--- WHAT THE EXERCISE ASKS ---
Extract all lines that hold the string "Land".

--- ITEMS ---
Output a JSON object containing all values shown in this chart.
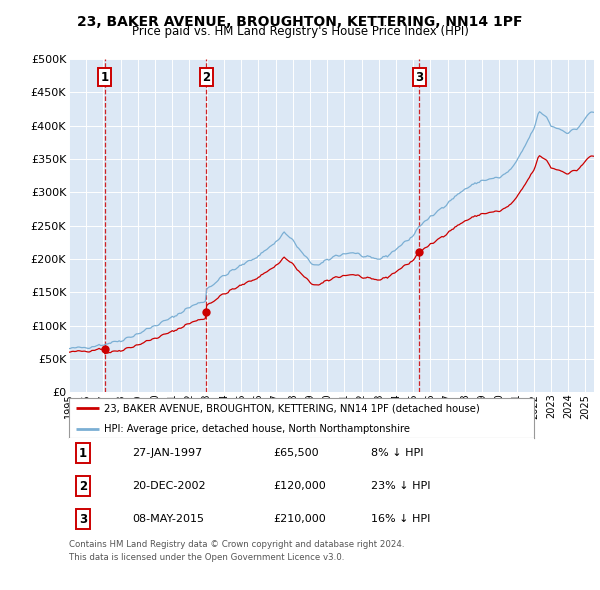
{
  "title": "23, BAKER AVENUE, BROUGHTON, KETTERING, NN14 1PF",
  "subtitle": "Price paid vs. HM Land Registry's House Price Index (HPI)",
  "legend_line1": "23, BAKER AVENUE, BROUGHTON, KETTERING, NN14 1PF (detached house)",
  "legend_line2": "HPI: Average price, detached house, North Northamptonshire",
  "footer1": "Contains HM Land Registry data © Crown copyright and database right 2024.",
  "footer2": "This data is licensed under the Open Government Licence v3.0.",
  "sales": [
    {
      "label": "1",
      "date": "27-JAN-1997",
      "price": 65500,
      "hpi_diff": "8% ↓ HPI",
      "x_year": 1997.07
    },
    {
      "label": "2",
      "date": "20-DEC-2002",
      "price": 120000,
      "hpi_diff": "23% ↓ HPI",
      "x_year": 2002.97
    },
    {
      "label": "3",
      "date": "08-MAY-2015",
      "price": 210000,
      "hpi_diff": "16% ↓ HPI",
      "x_year": 2015.35
    }
  ],
  "hpi_color": "#7bafd4",
  "price_color": "#cc0000",
  "dashed_color": "#cc0000",
  "background_chart": "#dce8f5",
  "background_fig": "#ffffff",
  "xlim": [
    1995.0,
    2025.5
  ],
  "ylim": [
    0,
    500000
  ],
  "yticks": [
    0,
    50000,
    100000,
    150000,
    200000,
    250000,
    300000,
    350000,
    400000,
    450000,
    500000
  ],
  "ytick_labels": [
    "£0",
    "£50K",
    "£100K",
    "£150K",
    "£200K",
    "£250K",
    "£300K",
    "£350K",
    "£400K",
    "£450K",
    "£500K"
  ],
  "xtick_years": [
    1995,
    1996,
    1997,
    1998,
    1999,
    2000,
    2001,
    2002,
    2003,
    2004,
    2005,
    2006,
    2007,
    2008,
    2009,
    2010,
    2011,
    2012,
    2013,
    2014,
    2015,
    2016,
    2017,
    2018,
    2019,
    2020,
    2021,
    2022,
    2023,
    2024,
    2025
  ]
}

--- EXERCISE SOLUTION ---
  "subtitle": "Price paid vs. HM Land Registry's House Price Index (HPI)",
  "footer1": "Contains HM Land Registry data © Crown copyright and database right 2024.",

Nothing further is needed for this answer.